GIVEN EXERCISE:
From the listing below, return each line that includes "background".
■ ■ ■ ■ ■ ■ ■
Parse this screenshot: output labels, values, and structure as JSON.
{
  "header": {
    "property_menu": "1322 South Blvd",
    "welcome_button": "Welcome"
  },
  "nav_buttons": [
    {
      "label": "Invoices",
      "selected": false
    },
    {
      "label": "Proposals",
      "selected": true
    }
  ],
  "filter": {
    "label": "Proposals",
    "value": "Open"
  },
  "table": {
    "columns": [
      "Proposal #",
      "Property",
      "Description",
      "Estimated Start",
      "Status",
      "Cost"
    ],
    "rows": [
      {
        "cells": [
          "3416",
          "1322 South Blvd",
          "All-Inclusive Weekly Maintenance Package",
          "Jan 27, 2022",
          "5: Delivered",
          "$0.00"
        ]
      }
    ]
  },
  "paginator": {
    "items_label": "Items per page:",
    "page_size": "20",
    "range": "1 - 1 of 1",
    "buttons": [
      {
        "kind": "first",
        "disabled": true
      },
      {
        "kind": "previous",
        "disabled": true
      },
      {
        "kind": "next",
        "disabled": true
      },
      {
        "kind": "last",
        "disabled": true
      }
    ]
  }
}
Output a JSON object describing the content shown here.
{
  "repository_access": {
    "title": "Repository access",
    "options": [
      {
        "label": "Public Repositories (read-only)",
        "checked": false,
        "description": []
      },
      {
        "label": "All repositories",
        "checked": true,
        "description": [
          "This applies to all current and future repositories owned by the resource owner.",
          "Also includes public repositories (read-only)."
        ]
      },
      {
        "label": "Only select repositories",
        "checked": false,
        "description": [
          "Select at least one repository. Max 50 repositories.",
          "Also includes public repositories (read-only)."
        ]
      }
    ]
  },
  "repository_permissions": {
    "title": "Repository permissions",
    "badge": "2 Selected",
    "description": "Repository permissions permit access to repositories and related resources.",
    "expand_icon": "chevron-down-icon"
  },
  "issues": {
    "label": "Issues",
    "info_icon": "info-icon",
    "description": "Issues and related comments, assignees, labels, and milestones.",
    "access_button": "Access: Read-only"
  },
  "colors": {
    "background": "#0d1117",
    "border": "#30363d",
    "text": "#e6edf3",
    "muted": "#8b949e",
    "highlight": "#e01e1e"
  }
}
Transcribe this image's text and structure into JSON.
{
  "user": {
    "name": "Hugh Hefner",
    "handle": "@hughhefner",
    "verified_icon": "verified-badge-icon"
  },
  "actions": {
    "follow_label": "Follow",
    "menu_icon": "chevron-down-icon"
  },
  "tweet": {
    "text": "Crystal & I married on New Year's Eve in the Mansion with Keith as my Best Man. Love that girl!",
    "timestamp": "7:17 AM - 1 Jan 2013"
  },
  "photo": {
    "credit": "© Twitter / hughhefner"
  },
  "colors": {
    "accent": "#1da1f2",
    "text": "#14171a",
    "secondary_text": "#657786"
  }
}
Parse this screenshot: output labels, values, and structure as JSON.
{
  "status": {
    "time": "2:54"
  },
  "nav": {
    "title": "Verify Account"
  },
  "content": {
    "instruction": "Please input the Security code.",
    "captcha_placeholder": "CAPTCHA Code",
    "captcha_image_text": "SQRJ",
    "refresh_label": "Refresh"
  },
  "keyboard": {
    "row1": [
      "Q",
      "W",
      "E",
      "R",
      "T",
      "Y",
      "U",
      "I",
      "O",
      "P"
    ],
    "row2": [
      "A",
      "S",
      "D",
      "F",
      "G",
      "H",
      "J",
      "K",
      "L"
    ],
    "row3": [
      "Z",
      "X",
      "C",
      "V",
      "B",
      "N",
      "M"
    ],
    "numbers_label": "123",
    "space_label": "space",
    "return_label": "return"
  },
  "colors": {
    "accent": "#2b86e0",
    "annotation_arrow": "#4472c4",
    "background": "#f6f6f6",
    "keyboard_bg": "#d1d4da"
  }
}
■ ■ ■ ■ ■ ■ ■
OUTPUT FOR THIS EXERCISE:
    "background": "#0d1117",
    "background": "#f6f6f6",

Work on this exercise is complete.